<<<<

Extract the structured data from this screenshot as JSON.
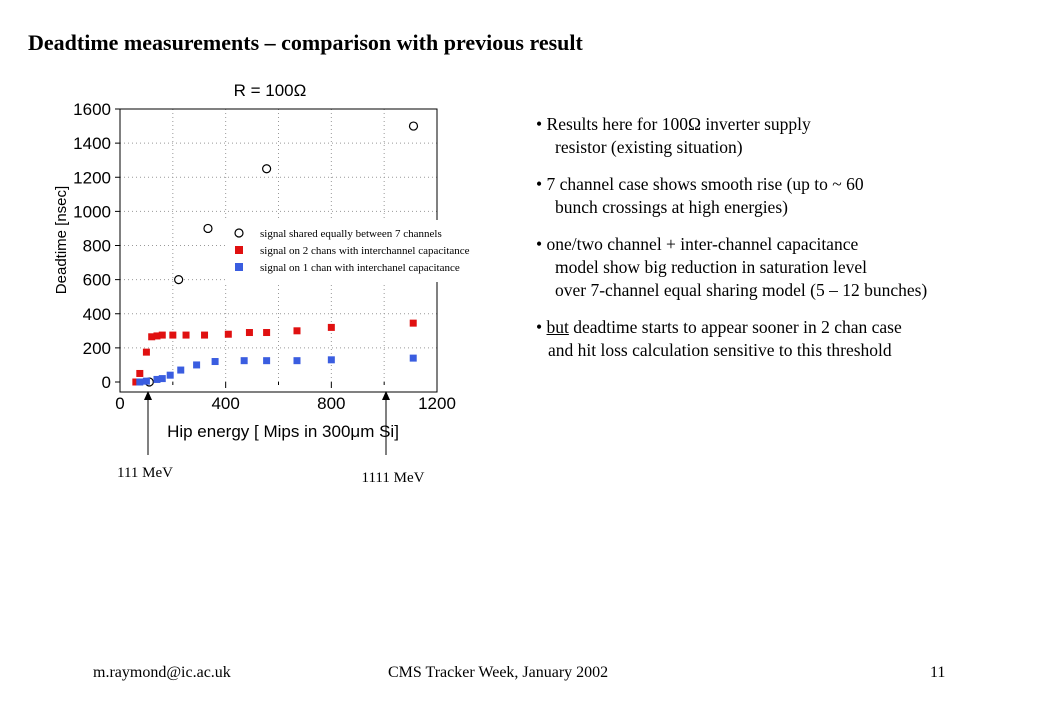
{
  "slide": {
    "title": "Deadtime measurements – comparison with previous result",
    "footer": {
      "left": "m.raymond@ic.ac.uk",
      "center": "CMS Tracker Week, January 2002",
      "right": "11"
    }
  },
  "bullets": [
    {
      "lines": [
        "Results here for 100Ω inverter supply",
        "resistor (existing situation)"
      ]
    },
    {
      "lines": [
        "7 channel case shows smooth rise (up to ~ 60",
        "bunch crossings at high energies)"
      ]
    },
    {
      "lines": [
        "one/two channel + inter-channel capacitance",
        "model show big reduction in saturation level",
        "over 7-channel equal sharing model (5 – 12 bunches)"
      ]
    },
    {
      "underlined": "but",
      "first_rest": " deadtime starts to appear sooner in 2 chan case",
      "lines": [
        "and hit loss calculation sensitive to this threshold"
      ]
    }
  ],
  "annotations": [
    {
      "label": "111 MeV",
      "x": 111
    },
    {
      "label": "1111 MeV",
      "x": 1111
    }
  ],
  "chart_data": {
    "type": "scatter",
    "title": "R = 100Ω",
    "xlabel": "Hip energy [ Mips in 300μm Si]",
    "ylabel": "Deadtime [nsec]",
    "xlim": [
      0,
      1200
    ],
    "ylim": [
      0,
      1600
    ],
    "xticks": [
      0,
      400,
      800,
      1200
    ],
    "yticks": [
      0,
      200,
      400,
      600,
      800,
      1000,
      1200,
      1400,
      1600
    ],
    "grid": "dotted",
    "legend": "inside-right",
    "series": [
      {
        "name": "signal shared equally between 7 channels",
        "marker": "open-circle",
        "color": "#000000",
        "points": [
          [
            111,
            0
          ],
          [
            222,
            600
          ],
          [
            333,
            900
          ],
          [
            555,
            1250
          ],
          [
            1111,
            1500
          ]
        ]
      },
      {
        "name": "signal on 2 chans with interchannel capacitance",
        "marker": "square",
        "color": "#e01010",
        "points": [
          [
            60,
            0
          ],
          [
            75,
            50
          ],
          [
            100,
            175
          ],
          [
            120,
            265
          ],
          [
            140,
            270
          ],
          [
            160,
            275
          ],
          [
            200,
            275
          ],
          [
            250,
            275
          ],
          [
            320,
            275
          ],
          [
            410,
            280
          ],
          [
            490,
            290
          ],
          [
            555,
            290
          ],
          [
            670,
            300
          ],
          [
            800,
            320
          ],
          [
            1110,
            345
          ]
        ]
      },
      {
        "name": "signal on 1 chan with interchanel capacitance",
        "marker": "square",
        "color": "#3a5de0",
        "points": [
          [
            75,
            0
          ],
          [
            100,
            5
          ],
          [
            140,
            15
          ],
          [
            160,
            20
          ],
          [
            190,
            40
          ],
          [
            230,
            70
          ],
          [
            290,
            100
          ],
          [
            360,
            120
          ],
          [
            470,
            125
          ],
          [
            555,
            125
          ],
          [
            670,
            125
          ],
          [
            800,
            130
          ],
          [
            1110,
            140
          ]
        ]
      }
    ]
  }
}
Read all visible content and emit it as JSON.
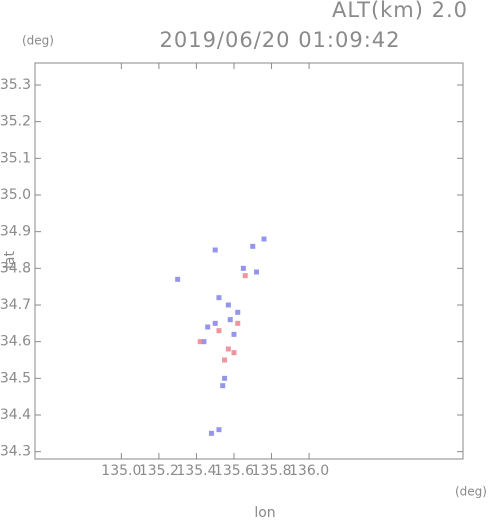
{
  "chart_data": {
    "type": "scatter",
    "title": "2019/06/20 01:09:42",
    "subtitle": "ALT(km) 2.0",
    "x_label": "lon",
    "x_unit": "(deg)",
    "y_label": "lat",
    "y_unit": "(deg)",
    "xlim": [
      134.54,
      136.82
    ],
    "ylim": [
      34.28,
      35.36
    ],
    "xticks": [
      {
        "value": 135.0,
        "label": "135.0"
      },
      135.2,
      135.4,
      135.6,
      135.8,
      {
        "value": 136.0,
        "label": "136.0"
      }
    ],
    "yticks": [
      34.3,
      34.4,
      34.5,
      34.6,
      34.7,
      34.8,
      34.9,
      {
        "value": 35.0,
        "label": "35.0"
      },
      35.1,
      35.2,
      35.3
    ],
    "series": [
      {
        "color": "#7a7ae8",
        "x": [
          135.3,
          135.46,
          135.5,
          135.52,
          135.55,
          135.54,
          135.58,
          135.62,
          135.6,
          135.65,
          135.72,
          135.7,
          135.48,
          135.52,
          135.44,
          135.76,
          135.57,
          135.5
        ],
        "y": [
          34.77,
          34.64,
          34.65,
          34.72,
          34.5,
          34.48,
          34.66,
          34.68,
          34.62,
          34.8,
          34.79,
          34.86,
          34.35,
          34.36,
          34.6,
          34.88,
          34.7,
          34.85
        ]
      },
      {
        "color": "#e87a8a",
        "x": [
          135.57,
          135.6,
          135.52,
          135.66,
          135.42,
          135.62,
          135.55
        ],
        "y": [
          34.58,
          34.57,
          34.63,
          34.78,
          34.6,
          34.65,
          34.55
        ]
      }
    ]
  }
}
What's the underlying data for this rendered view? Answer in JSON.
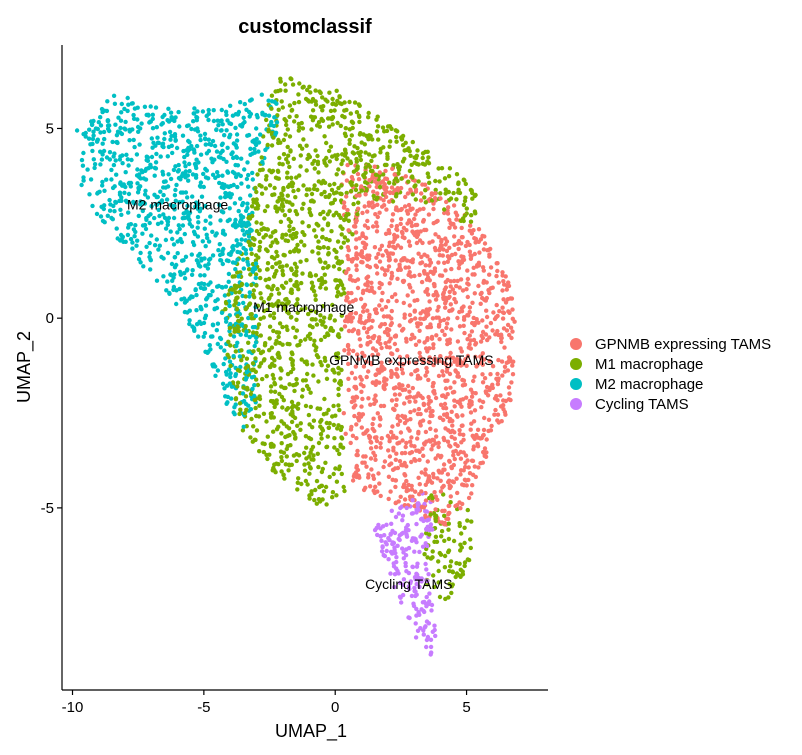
{
  "chart_data": {
    "type": "scatter",
    "title": "customclassif",
    "xlabel": "UMAP_1",
    "ylabel": "UMAP_2",
    "xlim": [
      -10.4,
      8.1
    ],
    "ylim": [
      -9.8,
      7.2
    ],
    "x_ticks": [
      -10,
      -5,
      0,
      5
    ],
    "x_tick_labels": [
      "-10",
      "-5",
      "0",
      "5"
    ],
    "y_ticks": [
      -5,
      0,
      5
    ],
    "y_tick_labels": [
      "-5",
      "0",
      "5"
    ],
    "grid": false,
    "legend_position": "right",
    "series": [
      {
        "name": "GPNMB expressing TAMS",
        "color": "#F8766D",
        "center": [
          2.9,
          -1.1
        ],
        "cluster_label": "GPNMB expressing TAMS",
        "region": [
          [
            0.2,
            4.1
          ],
          [
            2.3,
            4.0
          ],
          [
            4.2,
            3.2
          ],
          [
            5.6,
            2.3
          ],
          [
            6.6,
            1.0
          ],
          [
            7.0,
            -0.3
          ],
          [
            6.7,
            -2.2
          ],
          [
            5.8,
            -3.6
          ],
          [
            5.3,
            -4.6
          ],
          [
            4.2,
            -5.5
          ],
          [
            2.6,
            -5.0
          ],
          [
            0.6,
            -4.4
          ],
          [
            0.3,
            -2.5
          ],
          [
            0.4,
            1.0
          ]
        ]
      },
      {
        "name": "M1 macrophage",
        "color": "#7CAE00",
        "center": [
          -1.2,
          0.3
        ],
        "cluster_label": "M1 macrophage",
        "region": [
          [
            -2.2,
            6.4
          ],
          [
            0.0,
            6.1
          ],
          [
            2.3,
            5.0
          ],
          [
            4.3,
            4.0
          ],
          [
            5.4,
            3.4
          ],
          [
            5.3,
            2.4
          ],
          [
            3.5,
            2.9
          ],
          [
            1.0,
            3.2
          ],
          [
            0.4,
            1.2
          ],
          [
            0.2,
            -2.4
          ],
          [
            0.5,
            -4.5
          ],
          [
            -0.5,
            -5.0
          ],
          [
            -2.3,
            -4.1
          ],
          [
            -3.5,
            -3.0
          ],
          [
            -4.0,
            -1.5
          ],
          [
            -4.4,
            0.0
          ],
          [
            -3.6,
            1.8
          ],
          [
            -3.0,
            3.8
          ],
          [
            -2.6,
            5.5
          ]
        ],
        "extra_region": [
          [
            3.6,
            -4.4
          ],
          [
            5.2,
            -5.0
          ],
          [
            5.2,
            -6.4
          ],
          [
            4.2,
            -7.5
          ],
          [
            3.4,
            -7.0
          ],
          [
            3.4,
            -5.6
          ]
        ]
      },
      {
        "name": "M2 macrophage",
        "color": "#00BFC4",
        "center": [
          -6.0,
          3.0
        ],
        "cluster_label": "M2 macrophage",
        "region": [
          [
            -9.9,
            4.9
          ],
          [
            -8.4,
            5.9
          ],
          [
            -6.5,
            5.6
          ],
          [
            -4.5,
            5.5
          ],
          [
            -2.4,
            6.0
          ],
          [
            -2.0,
            5.2
          ],
          [
            -2.8,
            4.0
          ],
          [
            -3.2,
            2.6
          ],
          [
            -3.0,
            1.4
          ],
          [
            -3.0,
            -1.0
          ],
          [
            -3.0,
            -2.5
          ],
          [
            -3.5,
            -2.9
          ],
          [
            -4.2,
            -2.2
          ],
          [
            -5.0,
            -0.8
          ],
          [
            -6.8,
            1.0
          ],
          [
            -8.8,
            2.4
          ],
          [
            -9.7,
            3.5
          ]
        ]
      },
      {
        "name": "Cycling TAMS",
        "color": "#C77CFF",
        "center": [
          2.8,
          -7.0
        ],
        "cluster_label": "Cycling TAMS",
        "region": [
          [
            1.6,
            -5.3
          ],
          [
            3.6,
            -4.5
          ],
          [
            3.7,
            -5.6
          ],
          [
            3.6,
            -7.0
          ],
          [
            3.9,
            -8.6
          ],
          [
            3.6,
            -9.0
          ],
          [
            2.7,
            -8.0
          ],
          [
            2.0,
            -6.6
          ],
          [
            1.4,
            -6.0
          ]
        ]
      }
    ],
    "legend": [
      {
        "label": "GPNMB expressing TAMS",
        "color": "#F8766D"
      },
      {
        "label": "M1 macrophage",
        "color": "#7CAE00"
      },
      {
        "label": "M2 macrophage",
        "color": "#00BFC4"
      },
      {
        "label": "Cycling TAMS",
        "color": "#C77CFF"
      }
    ]
  }
}
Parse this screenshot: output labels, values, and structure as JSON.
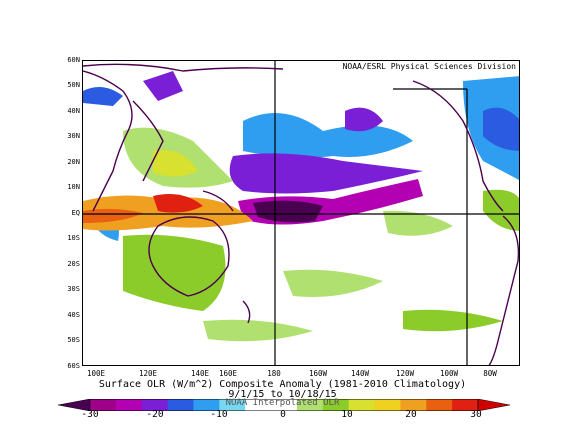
{
  "map": {
    "credit": "NOAA/ESRL Physical Sciences Division",
    "lat_labels": [
      "60N",
      "50N",
      "40N",
      "30N",
      "20N",
      "10N",
      "EQ",
      "10S",
      "20S",
      "30S",
      "40S",
      "50S",
      "60S"
    ],
    "lon_labels": [
      "100E",
      "120E",
      "140E",
      "160E",
      "180",
      "160W",
      "140W",
      "120W",
      "100W",
      "80W"
    ],
    "title_line1": "Surface OLR (W/m^2) Composite Anomaly (1981-2010 Climatology)",
    "title_line2": "9/1/15  to 10/18/15",
    "watermark": "NOAA Interpolated OLR",
    "colorbar": {
      "labels": [
        "-30",
        "-20",
        "-10",
        "0",
        "10",
        "20",
        "30"
      ],
      "colors": [
        "#9e0089",
        "#b300b3",
        "#7a1fd6",
        "#2a5be0",
        "#2f9ef0",
        "#78d7f0",
        "#ffffff",
        "#ffffff",
        "#b0e070",
        "#8ccc2a",
        "#d8e030",
        "#f0d020",
        "#f0a020",
        "#e86010",
        "#e02010"
      ],
      "extend_low": "#4a0050",
      "extend_high": "#d00000"
    }
  }
}
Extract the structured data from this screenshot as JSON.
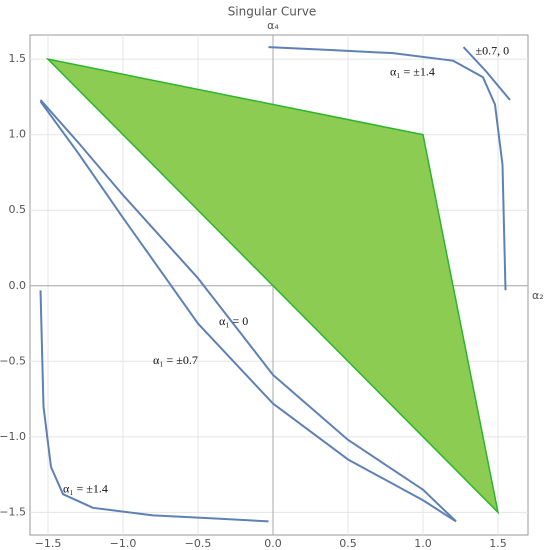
{
  "chart_data": {
    "type": "line",
    "title": "Singular Curve",
    "ylabel": "α₄",
    "xlabel": "α₂",
    "xlim": [
      -1.62,
      1.7
    ],
    "ylim": [
      -1.65,
      1.66
    ],
    "xticks": [
      {
        "value": -1.5,
        "label": "−1.5"
      },
      {
        "value": -1.0,
        "label": "−1.0"
      },
      {
        "value": -0.5,
        "label": "−0.5"
      },
      {
        "value": 0.0,
        "label": "0.0"
      },
      0.5,
      {
        "value": 1.0,
        "label": "1.0"
      },
      1.5
    ],
    "yticks": [
      {
        "value": -1.5,
        "label": "−1.5"
      },
      {
        "value": -1.0,
        "label": "−1.0"
      },
      {
        "value": -0.5,
        "label": "−0.5"
      },
      {
        "value": 0.0,
        "label": "0.0"
      },
      0.5,
      {
        "value": 1.0,
        "label": "1.0"
      },
      1.5
    ],
    "grid": true,
    "polygon": {
      "x": [
        -1.5,
        1.0,
        1.5
      ],
      "y": [
        1.5,
        1.0,
        -1.5
      ],
      "fill": "#8ccc52",
      "stroke": "#2cb52c"
    },
    "series": [
      {
        "color": "#5e81b5",
        "x": [
          -1.55,
          -1.3,
          -1.0,
          -0.5,
          0,
          0.5,
          1.0,
          1.22
        ],
        "values": [
          1.23,
          0.95,
          0.6,
          0.05,
          -0.59,
          -1.02,
          -1.35,
          -1.56
        ]
      },
      {
        "color": "#5e81b5",
        "x": [
          -1.55,
          -1.3,
          -1.0,
          -0.5,
          0,
          0.5,
          1.0,
          1.22
        ],
        "values": [
          1.22,
          0.88,
          0.45,
          -0.25,
          -0.78,
          -1.15,
          -1.42,
          -1.56
        ]
      },
      {
        "color": "#5e81b5",
        "x": [
          -1.55,
          -1.53,
          -1.48,
          -1.4,
          -1.2,
          -0.8,
          -0.4,
          -0.03
        ],
        "values": [
          -0.03,
          -0.8,
          -1.2,
          -1.38,
          -1.47,
          -1.52,
          -1.54,
          -1.56
        ]
      },
      {
        "color": "#5e81b5",
        "x": [
          -0.03,
          0.4,
          0.8,
          1.2,
          1.4,
          1.48,
          1.53,
          1.55
        ],
        "values": [
          1.58,
          1.56,
          1.54,
          1.49,
          1.38,
          1.2,
          0.8,
          -0.03
        ]
      },
      {
        "color": "#5e81b5",
        "x": [
          1.27,
          1.42,
          1.58
        ],
        "values": [
          1.58,
          1.42,
          1.23
        ]
      }
    ],
    "annotations": [
      {
        "text": "α₁ = ±1.4",
        "x": 0.78,
        "y": 1.41
      },
      {
        "text": "±0.7, 0",
        "x": 1.35,
        "y": 1.55
      },
      {
        "text": "α₁ = 0",
        "x": -0.36,
        "y": -0.24
      },
      {
        "text": "α₁ = ±0.7",
        "x": -0.8,
        "y": -0.5
      },
      {
        "text": "α₁ = ±1.4",
        "x": -1.4,
        "y": -1.35
      }
    ]
  }
}
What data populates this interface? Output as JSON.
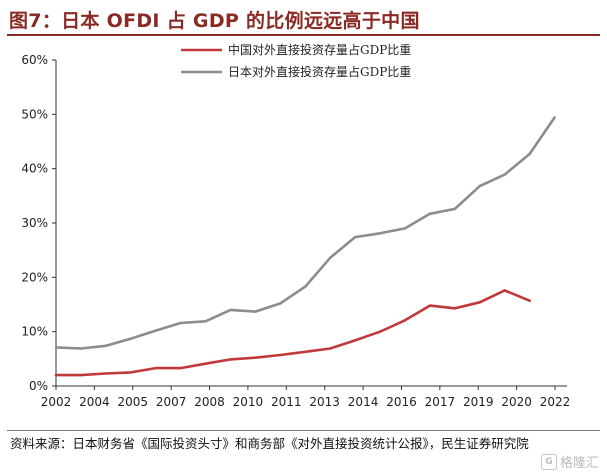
{
  "header": {
    "title": "图7：日本 OFDI 占 GDP 的比例远远高于中国"
  },
  "footer": {
    "source": "资料来源：日本财务省《国际投资头寸》和商务部《对外直接投资统计公报》，民生证券研究院",
    "watermark": "格隆汇"
  },
  "colors": {
    "title": "#8a2a24",
    "china": "#c0393b",
    "japan": "#8c8c8c"
  },
  "chart_data": {
    "type": "line",
    "title": "",
    "xlabel": "",
    "ylabel": "",
    "ylim": [
      0,
      60
    ],
    "yticks": [
      "0%",
      "10%",
      "20%",
      "30%",
      "40%",
      "50%",
      "60%"
    ],
    "xlim": [
      2002,
      2022.5
    ],
    "xticks": [
      "2002",
      "2004",
      "2005",
      "2007",
      "2008",
      "2010",
      "2011",
      "2013",
      "2014",
      "2016",
      "2017",
      "2019",
      "2020",
      "2022"
    ],
    "legend_position": "top-left",
    "grid": false,
    "series": [
      {
        "name": "中国对外直接投资存量占GDP比重",
        "color": "#c0393b",
        "x": [
          2002,
          2003,
          2004,
          2005,
          2006,
          2007,
          2008,
          2009,
          2010,
          2011,
          2012,
          2013,
          2014,
          2015,
          2016,
          2017,
          2018,
          2019,
          2020,
          2021
        ],
        "y": [
          2.0,
          2.0,
          2.3,
          2.5,
          3.3,
          3.3,
          4.1,
          4.9,
          5.2,
          5.7,
          6.3,
          6.9,
          8.4,
          10.0,
          12.1,
          14.8,
          14.3,
          15.4,
          17.6,
          15.7
        ]
      },
      {
        "name": "日本对外直接投资存量占GDP比重",
        "color": "#8c8c8c",
        "x": [
          2002,
          2003,
          2004,
          2005,
          2006,
          2007,
          2008,
          2009,
          2010,
          2011,
          2012,
          2013,
          2014,
          2015,
          2016,
          2017,
          2018,
          2019,
          2020,
          2021,
          2022
        ],
        "y": [
          7.1,
          6.9,
          7.4,
          8.7,
          10.2,
          11.6,
          11.9,
          14.0,
          13.7,
          15.2,
          18.3,
          23.6,
          27.4,
          28.1,
          29.0,
          31.7,
          32.6,
          36.8,
          38.9,
          42.7,
          49.4
        ]
      }
    ]
  }
}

>>>>

• [Exercise goal]: Give only the number of lines in the data that include the string "with".

• [Task solution]: 3